### TASK STATEMENT
Could you repeat the records below exactly, leaving out any pictures?

===== EXERCISE INPUTS

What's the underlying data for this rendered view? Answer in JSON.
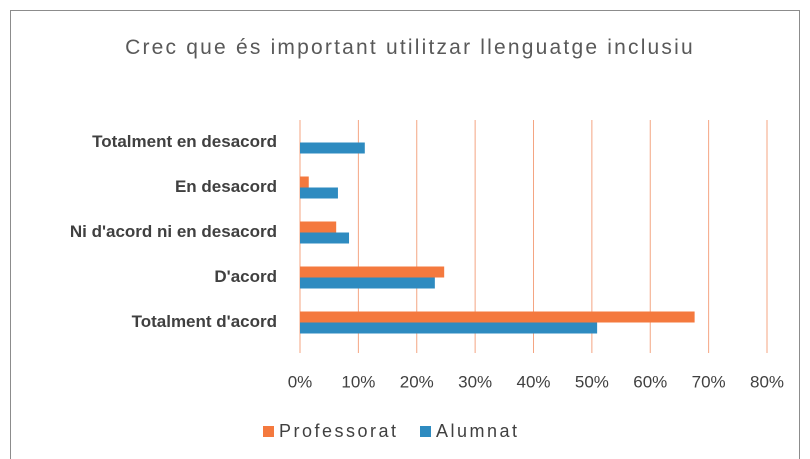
{
  "chart_data": {
    "type": "hbar",
    "title": "Crec que és important utilitzar llenguatge inclusiu",
    "categories": [
      "Totalment en desacord",
      "En desacord",
      "Ni d'acord ni en desacord",
      "D'acord",
      "Totalment d'acord"
    ],
    "series": [
      {
        "name": "Professorat",
        "color": "#f4793e",
        "values": [
          0,
          1.5,
          6.2,
          24.7,
          67.6
        ]
      },
      {
        "name": "Alumnat",
        "color": "#2e8bc0",
        "values": [
          11.1,
          6.5,
          8.4,
          23.1,
          50.9
        ]
      }
    ],
    "xlim": [
      0,
      80
    ],
    "xticks": [
      {
        "value": 0,
        "label": "0%"
      },
      {
        "value": 10,
        "label": "10%"
      },
      {
        "value": 20,
        "label": "20%"
      },
      {
        "value": 30,
        "label": "30%"
      },
      {
        "value": 40,
        "label": "40%"
      },
      {
        "value": 50,
        "label": "50%"
      },
      {
        "value": 60,
        "label": "60%"
      },
      {
        "value": 70,
        "label": "70%"
      },
      {
        "value": 80,
        "label": "80%"
      }
    ],
    "grid": true,
    "grid_color": "#f4a582",
    "legend": "bottom"
  }
}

==========

### ANSWER TO THIS TASK
What's the underlying data for this rendered view? Answer in JSON.
{
  "chart_data": {
    "type": "hbar",
    "title": "Crec que és important utilitzar llenguatge inclusiu",
    "categories": [
      "Totalment en desacord",
      "En desacord",
      "Ni d'acord ni en desacord",
      "D'acord",
      "Totalment d'acord"
    ],
    "series": [
      {
        "name": "Professorat",
        "color": "#f4793e",
        "values": [
          0,
          1.5,
          6.2,
          24.7,
          67.6
        ]
      },
      {
        "name": "Alumnat",
        "color": "#2e8bc0",
        "values": [
          11.1,
          6.5,
          8.4,
          23.1,
          50.9
        ]
      }
    ],
    "xlim": [
      0,
      80
    ],
    "xticks": [
      {
        "value": 0,
        "label": "0%"
      },
      {
        "value": 10,
        "label": "10%"
      },
      {
        "value": 20,
        "label": "20%"
      },
      {
        "value": 30,
        "label": "30%"
      },
      {
        "value": 40,
        "label": "40%"
      },
      {
        "value": 50,
        "label": "50%"
      },
      {
        "value": 60,
        "label": "60%"
      },
      {
        "value": 70,
        "label": "70%"
      },
      {
        "value": 80,
        "label": "80%"
      }
    ],
    "grid": true,
    "grid_color": "#f4a582",
    "legend": "bottom"
  }
}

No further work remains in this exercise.